> **Task objective**
Out of the lines in this data, how many include "MunafaSutra"? Give the number and nothing else.

> **Material provided**
┌──

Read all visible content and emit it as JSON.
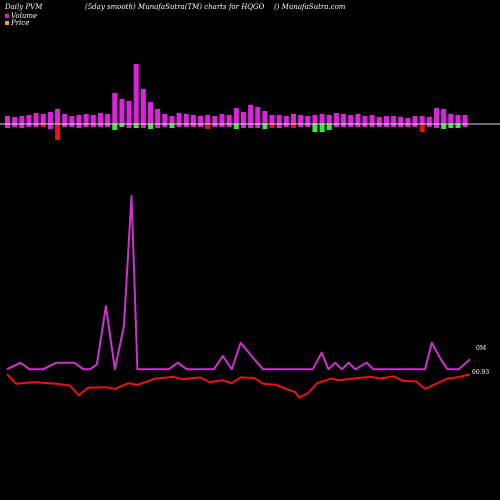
{
  "header": {
    "left": "Daily PVM",
    "middle": "(5day smooth) MunafaSutra(TM) charts for HQGO",
    "right": "() MunafaSutra.com"
  },
  "legend": {
    "volume": {
      "label": "Volume",
      "color": "#cc22cc"
    },
    "price": {
      "label": "Price",
      "color": "#ee9966"
    }
  },
  "end_labels": {
    "volume": "0M",
    "price": "60.93"
  },
  "colors": {
    "bar_up_magenta": "#dd22dd",
    "bar_up_green": "#33ee33",
    "bar_down_red": "#ee1111",
    "volume_line": "#cc33cc",
    "price_line": "#ee1111",
    "baseline": "#dddddd"
  },
  "chart_data": {
    "type": "line",
    "bars": [
      {
        "v": 8,
        "d": 4,
        "u": "m"
      },
      {
        "v": 7,
        "d": 3,
        "u": "m"
      },
      {
        "v": 8,
        "d": 4,
        "u": "m"
      },
      {
        "v": 9,
        "d": 3,
        "u": "m"
      },
      {
        "v": 11,
        "d": 3,
        "u": "m"
      },
      {
        "v": 10,
        "d": 3,
        "u": "r"
      },
      {
        "v": 12,
        "d": 5,
        "u": "m"
      },
      {
        "v": 15,
        "d": 16,
        "u": "r"
      },
      {
        "v": 10,
        "d": 3,
        "u": "m"
      },
      {
        "v": 8,
        "d": 3,
        "u": "m"
      },
      {
        "v": 9,
        "d": 4,
        "u": "m"
      },
      {
        "v": 10,
        "d": 3,
        "u": "m"
      },
      {
        "v": 9,
        "d": 3,
        "u": "m"
      },
      {
        "v": 11,
        "d": 3,
        "u": "m"
      },
      {
        "v": 10,
        "d": 3,
        "u": "m"
      },
      {
        "v": 31,
        "d": 6,
        "u": "g"
      },
      {
        "v": 25,
        "d": 3,
        "u": "g"
      },
      {
        "v": 23,
        "d": 4,
        "u": "m"
      },
      {
        "v": 60,
        "d": 4,
        "u": "g"
      },
      {
        "v": 35,
        "d": 4,
        "u": "m"
      },
      {
        "v": 22,
        "d": 5,
        "u": "g"
      },
      {
        "v": 15,
        "d": 4,
        "u": "m"
      },
      {
        "v": 10,
        "d": 3,
        "u": "m"
      },
      {
        "v": 8,
        "d": 4,
        "u": "g"
      },
      {
        "v": 11,
        "d": 3,
        "u": "m"
      },
      {
        "v": 10,
        "d": 3,
        "u": "m"
      },
      {
        "v": 9,
        "d": 3,
        "u": "m"
      },
      {
        "v": 8,
        "d": 3,
        "u": "m"
      },
      {
        "v": 9,
        "d": 5,
        "u": "r"
      },
      {
        "v": 8,
        "d": 3,
        "u": "m"
      },
      {
        "v": 10,
        "d": 3,
        "u": "m"
      },
      {
        "v": 9,
        "d": 3,
        "u": "m"
      },
      {
        "v": 16,
        "d": 5,
        "u": "g"
      },
      {
        "v": 12,
        "d": 4,
        "u": "m"
      },
      {
        "v": 19,
        "d": 4,
        "u": "m"
      },
      {
        "v": 17,
        "d": 4,
        "u": "m"
      },
      {
        "v": 13,
        "d": 5,
        "u": "g"
      },
      {
        "v": 9,
        "d": 4,
        "u": "r"
      },
      {
        "v": 9,
        "d": 4,
        "u": "m"
      },
      {
        "v": 8,
        "d": 3,
        "u": "m"
      },
      {
        "v": 10,
        "d": 4,
        "u": "r"
      },
      {
        "v": 9,
        "d": 3,
        "u": "m"
      },
      {
        "v": 8,
        "d": 3,
        "u": "m"
      },
      {
        "v": 9,
        "d": 8,
        "u": "g"
      },
      {
        "v": 10,
        "d": 8,
        "u": "g"
      },
      {
        "v": 9,
        "d": 6,
        "u": "g"
      },
      {
        "v": 11,
        "d": 3,
        "u": "m"
      },
      {
        "v": 10,
        "d": 3,
        "u": "m"
      },
      {
        "v": 9,
        "d": 3,
        "u": "m"
      },
      {
        "v": 10,
        "d": 3,
        "u": "m"
      },
      {
        "v": 8,
        "d": 3,
        "u": "m"
      },
      {
        "v": 9,
        "d": 3,
        "u": "m"
      },
      {
        "v": 7,
        "d": 3,
        "u": "m"
      },
      {
        "v": 8,
        "d": 3,
        "u": "m"
      },
      {
        "v": 8,
        "d": 3,
        "u": "m"
      },
      {
        "v": 7,
        "d": 3,
        "u": "m"
      },
      {
        "v": 6,
        "d": 3,
        "u": "m"
      },
      {
        "v": 8,
        "d": 3,
        "u": "m"
      },
      {
        "v": 8,
        "d": 8,
        "u": "r"
      },
      {
        "v": 7,
        "d": 3,
        "u": "m"
      },
      {
        "v": 16,
        "d": 4,
        "u": "m"
      },
      {
        "v": 15,
        "d": 5,
        "u": "g"
      },
      {
        "v": 10,
        "d": 4,
        "u": "g"
      },
      {
        "v": 9,
        "d": 4,
        "u": "g"
      },
      {
        "v": 9,
        "d": 3,
        "u": "m"
      }
    ],
    "volume_line": [
      {
        "x": 0,
        "y": 2
      },
      {
        "x": 3,
        "y": 4
      },
      {
        "x": 5,
        "y": 2
      },
      {
        "x": 8,
        "y": 2
      },
      {
        "x": 11,
        "y": 4
      },
      {
        "x": 15,
        "y": 4
      },
      {
        "x": 17,
        "y": 2
      },
      {
        "x": 18.5,
        "y": 2
      },
      {
        "x": 20,
        "y": 3.5
      },
      {
        "x": 22,
        "y": 21
      },
      {
        "x": 24,
        "y": 2
      },
      {
        "x": 26,
        "y": 15
      },
      {
        "x": 27.7,
        "y": 54
      },
      {
        "x": 29,
        "y": 2
      },
      {
        "x": 33,
        "y": 2
      },
      {
        "x": 36,
        "y": 2
      },
      {
        "x": 38,
        "y": 4
      },
      {
        "x": 40,
        "y": 2
      },
      {
        "x": 43,
        "y": 2
      },
      {
        "x": 46,
        "y": 2
      },
      {
        "x": 48,
        "y": 6
      },
      {
        "x": 50,
        "y": 2
      },
      {
        "x": 52,
        "y": 10
      },
      {
        "x": 55,
        "y": 5
      },
      {
        "x": 57,
        "y": 2
      },
      {
        "x": 60,
        "y": 2
      },
      {
        "x": 64,
        "y": 2
      },
      {
        "x": 68,
        "y": 2
      },
      {
        "x": 70,
        "y": 7
      },
      {
        "x": 71.5,
        "y": 2
      },
      {
        "x": 73,
        "y": 4
      },
      {
        "x": 74.5,
        "y": 2
      },
      {
        "x": 76,
        "y": 4
      },
      {
        "x": 77.5,
        "y": 2
      },
      {
        "x": 80,
        "y": 4
      },
      {
        "x": 81.5,
        "y": 2
      },
      {
        "x": 84,
        "y": 2
      },
      {
        "x": 88,
        "y": 2
      },
      {
        "x": 91,
        "y": 2
      },
      {
        "x": 93,
        "y": 2
      },
      {
        "x": 94.5,
        "y": 10
      },
      {
        "x": 96.5,
        "y": 5
      },
      {
        "x": 98,
        "y": 2
      },
      {
        "x": 100.5,
        "y": 2
      },
      {
        "x": 103,
        "y": 5
      }
    ],
    "price_line": [
      {
        "x": 0,
        "y": 61.0
      },
      {
        "x": 2,
        "y": 59.3
      },
      {
        "x": 6,
        "y": 59.6
      },
      {
        "x": 11,
        "y": 59.3
      },
      {
        "x": 14,
        "y": 59.0
      },
      {
        "x": 16,
        "y": 57.3
      },
      {
        "x": 18,
        "y": 58.6
      },
      {
        "x": 22,
        "y": 58.7
      },
      {
        "x": 24,
        "y": 58.4
      },
      {
        "x": 27,
        "y": 59.4
      },
      {
        "x": 29,
        "y": 59.1
      },
      {
        "x": 33,
        "y": 60.2
      },
      {
        "x": 37,
        "y": 60.5
      },
      {
        "x": 39,
        "y": 60.1
      },
      {
        "x": 43,
        "y": 60.4
      },
      {
        "x": 45,
        "y": 59.6
      },
      {
        "x": 48,
        "y": 59.9
      },
      {
        "x": 50,
        "y": 59.4
      },
      {
        "x": 52,
        "y": 60.4
      },
      {
        "x": 55,
        "y": 60.3
      },
      {
        "x": 57,
        "y": 59.3
      },
      {
        "x": 60,
        "y": 59.1
      },
      {
        "x": 62,
        "y": 58.4
      },
      {
        "x": 64,
        "y": 57.9
      },
      {
        "x": 65,
        "y": 56.9
      },
      {
        "x": 67,
        "y": 57.7
      },
      {
        "x": 69,
        "y": 59.4
      },
      {
        "x": 72,
        "y": 60.2
      },
      {
        "x": 74,
        "y": 59.9
      },
      {
        "x": 78,
        "y": 60.3
      },
      {
        "x": 81,
        "y": 60.5
      },
      {
        "x": 83,
        "y": 60.2
      },
      {
        "x": 86,
        "y": 60.6
      },
      {
        "x": 88,
        "y": 59.8
      },
      {
        "x": 91,
        "y": 59.7
      },
      {
        "x": 93,
        "y": 58.4
      },
      {
        "x": 96,
        "y": 59.5
      },
      {
        "x": 98,
        "y": 60.2
      },
      {
        "x": 100,
        "y": 60.4
      },
      {
        "x": 103,
        "y": 60.93
      }
    ]
  }
}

└──

> **Expected answer**
2